GIVEN REQUEST: Extract the full set of records that follows, word for word.
+===+
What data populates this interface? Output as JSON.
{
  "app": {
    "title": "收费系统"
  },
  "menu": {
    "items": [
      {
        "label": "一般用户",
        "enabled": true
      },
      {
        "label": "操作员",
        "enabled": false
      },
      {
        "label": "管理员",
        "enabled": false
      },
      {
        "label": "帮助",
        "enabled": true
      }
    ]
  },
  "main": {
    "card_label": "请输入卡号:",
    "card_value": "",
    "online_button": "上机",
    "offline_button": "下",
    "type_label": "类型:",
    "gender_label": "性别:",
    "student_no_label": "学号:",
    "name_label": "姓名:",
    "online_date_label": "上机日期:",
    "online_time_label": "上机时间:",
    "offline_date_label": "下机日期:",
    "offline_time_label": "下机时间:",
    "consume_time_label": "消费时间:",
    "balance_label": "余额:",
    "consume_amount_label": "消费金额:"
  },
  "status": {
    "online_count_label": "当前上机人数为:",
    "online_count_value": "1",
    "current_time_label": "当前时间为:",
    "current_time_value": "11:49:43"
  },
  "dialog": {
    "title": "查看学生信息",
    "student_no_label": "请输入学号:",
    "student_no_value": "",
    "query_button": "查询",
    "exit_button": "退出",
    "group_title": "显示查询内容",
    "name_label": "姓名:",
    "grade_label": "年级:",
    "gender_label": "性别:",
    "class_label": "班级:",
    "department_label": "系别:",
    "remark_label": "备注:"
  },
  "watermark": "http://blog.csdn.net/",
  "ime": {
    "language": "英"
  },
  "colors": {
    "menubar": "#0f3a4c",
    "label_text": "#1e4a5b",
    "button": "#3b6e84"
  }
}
+===+
TASK SOLUTION:
What data populates this interface? Output as JSON.
{
  "app": {
    "title": "收费系统"
  },
  "menu": {
    "items": [
      {
        "label": "一般用户",
        "enabled": true
      },
      {
        "label": "操作员",
        "enabled": false
      },
      {
        "label": "管理员",
        "enabled": false
      },
      {
        "label": "帮助",
        "enabled": true
      }
    ]
  },
  "main": {
    "card_label": "请输入卡号:",
    "card_value": "",
    "online_button": "上机",
    "offline_button": "下",
    "type_label": "类型:",
    "gender_label": "性别:",
    "student_no_label": "学号:",
    "name_label": "姓名:",
    "online_date_label": "上机日期:",
    "online_time_label": "上机时间:",
    "offline_date_label": "下机日期:",
    "offline_time_label": "下机时间:",
    "consume_time_label": "消费时间:",
    "balance_label": "余额:",
    "consume_amount_label": "消费金额:"
  },
  "status": {
    "online_count_label": "当前上机人数为:",
    "online_count_value": "1",
    "current_time_label": "当前时间为:",
    "current_time_value": "11:49:43"
  },
  "dialog": {
    "title": "查看学生信息",
    "student_no_label": "请输入学号:",
    "student_no_value": "",
    "query_button": "查询",
    "exit_button": "退出",
    "group_title": "显示查询内容",
    "name_label": "姓名:",
    "grade_label": "年级:",
    "gender_label": "性别:",
    "class_label": "班级:",
    "department_label": "系别:",
    "remark_label": "备注:"
  },
  "watermark": "http://blog.csdn.net/",
  "ime": {
    "language": "英"
  },
  "colors": {
    "menubar": "#0f3a4c",
    "label_text": "#1e4a5b",
    "button": "#3b6e84"
  }
}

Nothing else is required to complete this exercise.